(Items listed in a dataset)
------------------------
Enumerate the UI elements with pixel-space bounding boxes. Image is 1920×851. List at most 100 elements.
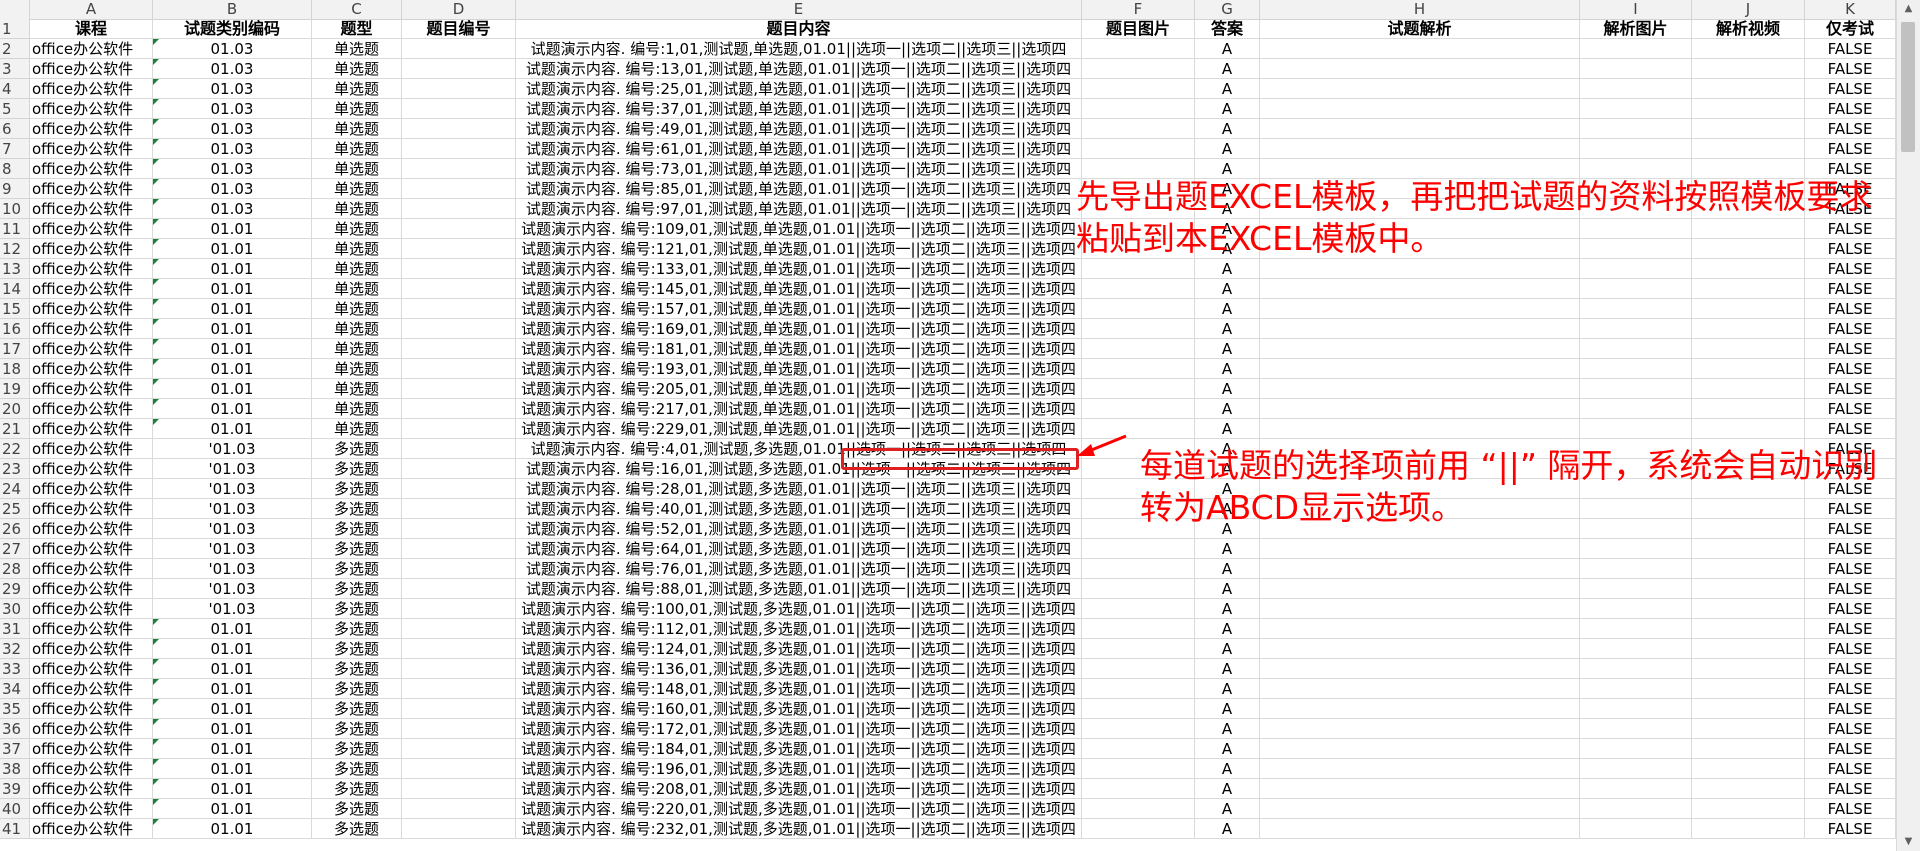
cell-question-content[interactable]: 试题演示内容. 编号:37,01,测试题,单选题,01.01||选项一||选项二…	[516, 99, 1082, 119]
cell-explanation[interactable]	[1260, 599, 1580, 619]
cell-question-number[interactable]	[402, 259, 516, 279]
cell-question-image[interactable]	[1082, 659, 1195, 679]
cell-course[interactable]: office办公软件	[30, 359, 153, 379]
cell-question-number[interactable]	[402, 159, 516, 179]
cell-explanation-image[interactable]	[1580, 339, 1692, 359]
cell-course[interactable]: office办公软件	[30, 679, 153, 699]
cell-course[interactable]: office办公软件	[30, 459, 153, 479]
cell-category-code[interactable]: 01.01	[153, 419, 312, 439]
column-header-D[interactable]: D	[402, 0, 516, 19]
cell-course[interactable]: office办公软件	[30, 339, 153, 359]
column-header-B[interactable]: B	[153, 0, 312, 19]
cell-question-number[interactable]	[402, 179, 516, 199]
cell-explanation-video[interactable]	[1692, 79, 1805, 99]
cell-category-code[interactable]: '01.03	[153, 479, 312, 499]
column-header-E[interactable]: E	[516, 0, 1082, 19]
cell-category-code[interactable]: 01.01	[153, 719, 312, 739]
cell-course[interactable]: office办公软件	[30, 639, 153, 659]
cell-category-code[interactable]: '01.03	[153, 519, 312, 539]
cell-explanation-image[interactable]	[1580, 679, 1692, 699]
cell-explanation[interactable]	[1260, 679, 1580, 699]
row-number[interactable]: 31	[0, 619, 30, 639]
row-number[interactable]: 10	[0, 199, 30, 219]
cell-question-number[interactable]	[402, 759, 516, 779]
cell-explanation-image[interactable]	[1580, 219, 1692, 239]
cell-explanation-video[interactable]	[1692, 119, 1805, 139]
cell-explanation-video[interactable]	[1692, 339, 1805, 359]
row-number[interactable]: 9	[0, 179, 30, 199]
select-all-corner[interactable]	[0, 0, 30, 19]
cell-question-content[interactable]: 试题演示内容. 编号:121,01,测试题,单选题,01.01||选项一||选项…	[516, 239, 1082, 259]
cell-question-number[interactable]	[402, 139, 516, 159]
cell-explanation[interactable]	[1260, 699, 1580, 719]
column-header-J[interactable]: J	[1692, 0, 1805, 19]
cell-question-number[interactable]	[402, 699, 516, 719]
row-number[interactable]: 24	[0, 479, 30, 499]
header-cell-E[interactable]: 题目内容	[516, 19, 1082, 39]
row-number[interactable]: 7	[0, 139, 30, 159]
cell-explanation-video[interactable]	[1692, 279, 1805, 299]
cell-course[interactable]: office办公软件	[30, 159, 153, 179]
cell-question-type[interactable]: 单选题	[312, 239, 402, 259]
column-header-G[interactable]: G	[1195, 0, 1260, 19]
cell-question-number[interactable]	[402, 619, 516, 639]
cell-question-content[interactable]: 试题演示内容. 编号:160,01,测试题,多选题,01.01||选项一||选项…	[516, 699, 1082, 719]
cell-explanation[interactable]	[1260, 319, 1580, 339]
cell-question-content[interactable]: 试题演示内容. 编号:184,01,测试题,多选题,01.01||选项一||选项…	[516, 739, 1082, 759]
cell-question-content[interactable]: 试题演示内容. 编号:169,01,测试题,单选题,01.01||选项一||选项…	[516, 319, 1082, 339]
cell-question-number[interactable]	[402, 639, 516, 659]
cell-category-code[interactable]: 01.01	[153, 259, 312, 279]
cell-exam-only[interactable]: FALSE	[1805, 139, 1896, 159]
cell-answer[interactable]: A	[1195, 139, 1260, 159]
cell-explanation-video[interactable]	[1692, 699, 1805, 719]
cell-question-image[interactable]	[1082, 559, 1195, 579]
cell-explanation-image[interactable]	[1580, 399, 1692, 419]
cell-question-image[interactable]	[1082, 119, 1195, 139]
cell-category-code[interactable]: 01.01	[153, 739, 312, 759]
cell-question-content[interactable]: 试题演示内容. 编号:25,01,测试题,单选题,01.01||选项一||选项二…	[516, 79, 1082, 99]
header-cell-I[interactable]: 解析图片	[1580, 19, 1692, 39]
cell-explanation[interactable]	[1260, 579, 1580, 599]
cell-explanation-video[interactable]	[1692, 99, 1805, 119]
cell-course[interactable]: office办公软件	[30, 399, 153, 419]
cell-question-number[interactable]	[402, 299, 516, 319]
cell-category-code[interactable]: 01.03	[153, 99, 312, 119]
cell-category-code[interactable]: 01.01	[153, 299, 312, 319]
row-number[interactable]: 38	[0, 759, 30, 779]
cell-exam-only[interactable]: FALSE	[1805, 39, 1896, 59]
cell-question-number[interactable]	[402, 739, 516, 759]
cell-category-code[interactable]: 01.03	[153, 119, 312, 139]
cell-category-code[interactable]: 01.03	[153, 139, 312, 159]
cell-question-number[interactable]	[402, 679, 516, 699]
row-number[interactable]: 27	[0, 539, 30, 559]
cell-answer[interactable]: A	[1195, 739, 1260, 759]
cell-explanation[interactable]	[1260, 819, 1580, 839]
cell-explanation-image[interactable]	[1580, 799, 1692, 819]
row-number[interactable]: 29	[0, 579, 30, 599]
vertical-scrollbar[interactable]: ▲ ▼	[1896, 0, 1920, 851]
row-number[interactable]: 1	[0, 19, 30, 39]
cell-exam-only[interactable]: FALSE	[1805, 619, 1896, 639]
cell-explanation[interactable]	[1260, 379, 1580, 399]
cell-explanation[interactable]	[1260, 799, 1580, 819]
row-number[interactable]: 2	[0, 39, 30, 59]
cell-question-number[interactable]	[402, 799, 516, 819]
row-number[interactable]: 41	[0, 819, 30, 839]
cell-explanation-video[interactable]	[1692, 779, 1805, 799]
cell-explanation-image[interactable]	[1580, 519, 1692, 539]
cell-question-type[interactable]: 单选题	[312, 299, 402, 319]
cell-explanation-video[interactable]	[1692, 319, 1805, 339]
row-number[interactable]: 37	[0, 739, 30, 759]
cell-category-code[interactable]: 01.01	[153, 319, 312, 339]
cell-question-image[interactable]	[1082, 539, 1195, 559]
cell-course[interactable]: office办公软件	[30, 259, 153, 279]
cell-category-code[interactable]: '01.03	[153, 499, 312, 519]
cell-category-code[interactable]: 01.01	[153, 699, 312, 719]
cell-explanation[interactable]	[1260, 139, 1580, 159]
cell-explanation-image[interactable]	[1580, 779, 1692, 799]
scroll-up-icon[interactable]: ▲	[1897, 0, 1920, 18]
cell-exam-only[interactable]: FALSE	[1805, 339, 1896, 359]
cell-course[interactable]: office办公软件	[30, 499, 153, 519]
cell-question-image[interactable]	[1082, 99, 1195, 119]
cell-question-type[interactable]: 单选题	[312, 199, 402, 219]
------------------------
WHAT THE TASK REQUIRES: Rewrite the lines above as a numbered list with no blank lines. Begin at the line that has "99, 1082, 119]" and stop after the line that has "339, 1692, 359]".

RESULT:
1. cell-question-content[interactable]: 试题演示内容. 编号:37,01,测试题,单选题,01.01||选项一||选项二…	[516, 99, 1082, 119]
2. cell-explanation[interactable]	[1260, 599, 1580, 619]
3. cell-question-number[interactable]	[402, 259, 516, 279]
4. cell-question-image[interactable]	[1082, 659, 1195, 679]
5. cell-course[interactable]: office办公软件	[30, 359, 153, 379]
6. cell-question-number[interactable]	[402, 159, 516, 179]
7. cell-explanation-image[interactable]	[1580, 339, 1692, 359]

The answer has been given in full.